GOAL: Only a number is wanted here: the number of lines of the data that include "probably".

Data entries
====

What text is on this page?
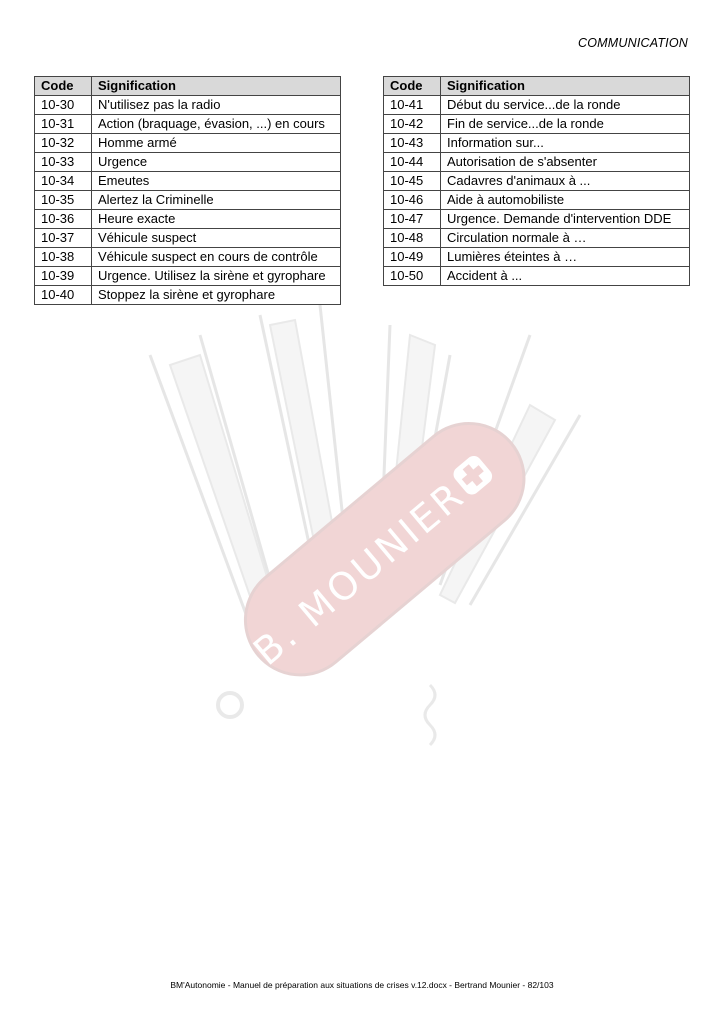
COMMUNICATION
B. MOUNIER
Code	Signification
10-30	N'utilisez pas la radio
10-31	Action (braquage, évasion, ...) en cours
10-32	Homme armé
10-33	Urgence
10-34	Emeutes
10-35	Alertez la Criminelle
10-36	Heure exacte
10-37	Véhicule suspect
10-38	Véhicule suspect en cours de contrôle
10-39	Urgence. Utilisez la sirène et gyrophare
10-40	Stoppez la sirène et gyrophare
Code	Signification
10-41	Début du service...de la ronde
10-42	Fin de service...de la ronde
10-43	Information sur...
10-44	Autorisation de s'absenter
10-45	Cadavres d'animaux à ...
10-46	Aide à automobiliste
10-47	Urgence. Demande d'intervention DDE
10-48	Circulation normale à …
10-49	Lumières éteintes à …
10-50	Accident à ...
BM'Autonomie - Manuel de préparation aux situations de crises v.12.docx - Bertrand Mounier - 82/103
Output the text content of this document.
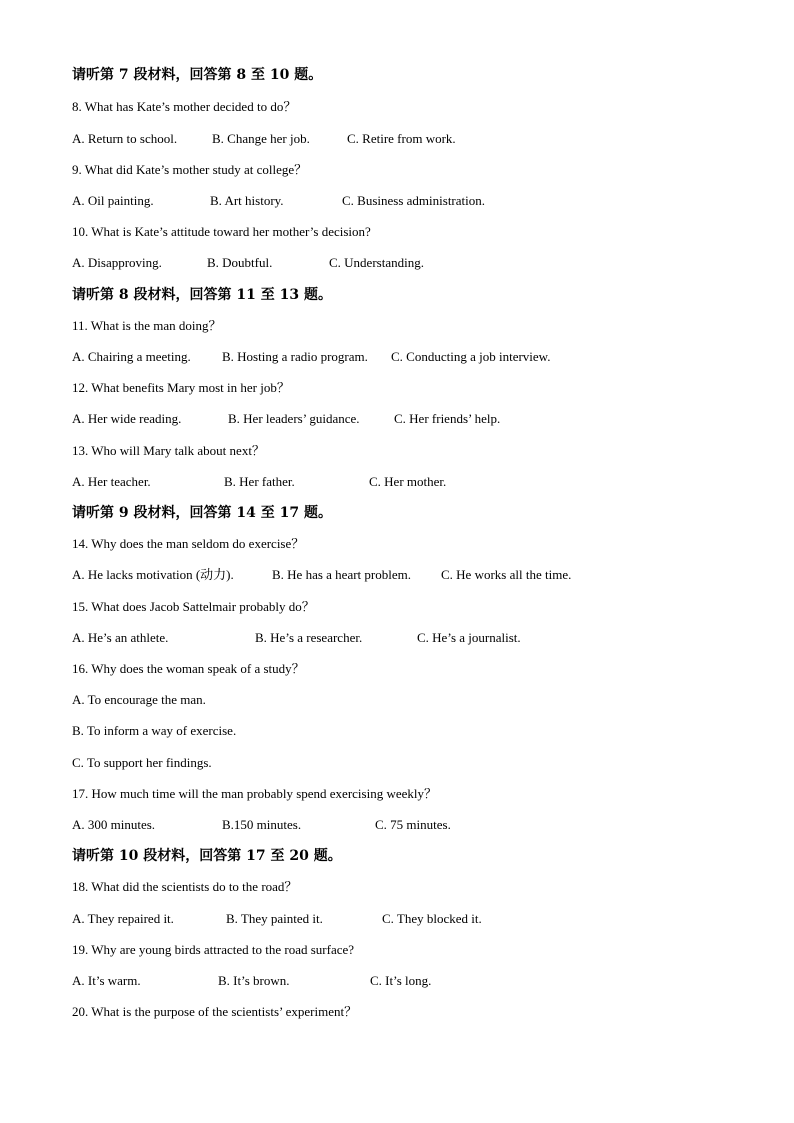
请听第 7 段材料，回答第 8 至 10 题。
8. What has Kate’s mother decided to do？
A. Return to school.	B. Change her job.	C. Retire from work.
9. What did Kate’s mother study at college？
A. Oil painting.	B. Art history.	C. Business administration.
10. What is Kate’s attitude toward her mother’s decision?
A. Disapproving.	B. Doubtful.	C. Understanding.
请听第 8 段材料，回答第 11 至 13 题。
11. What is the man doing？
A. Chairing a meeting. B. Hosting a radio program. C. Conducting a job interview.
12. What benefits Mary most in her job？
A. Her wide reading.	B. Her leaders’ guidance.	C. Her friends’ help.
13. Who will Mary talk about next？
A. Her teacher.	B. Her father.	C. Her mother.
请听第 9 段材料，回答第 14 至 17 题。
14. Why does the man seldom do exercise？
A. He lacks motivation (动力).	B. He has a heart problem. C. He works all the time.
15. What does Jacob Sattelmair probably do？
A. He’s an athlete.	B. He’s a researcher.	C. He’s a journalist.
16. Why does the woman speak of a study？
A. To encourage the man.
B. To inform a way of exercise.
C. To support her findings.
17. How much time will the man probably spend exercising weekly？
A. 300 minutes.	B.150 minutes.	C. 75 minutes.
请听第 10 段材料，回答第 17 至 20 题。
18. What did the scientists do to the road？
A. They repaired it.	B. They painted it.	C. They blocked it.
19. Why are young birds attracted to the road surface?
A. It’s warm.	B. It’s brown.	C. It’s long.
20. What is the purpose of the scientists’ experiment？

====

RESPONSE: 2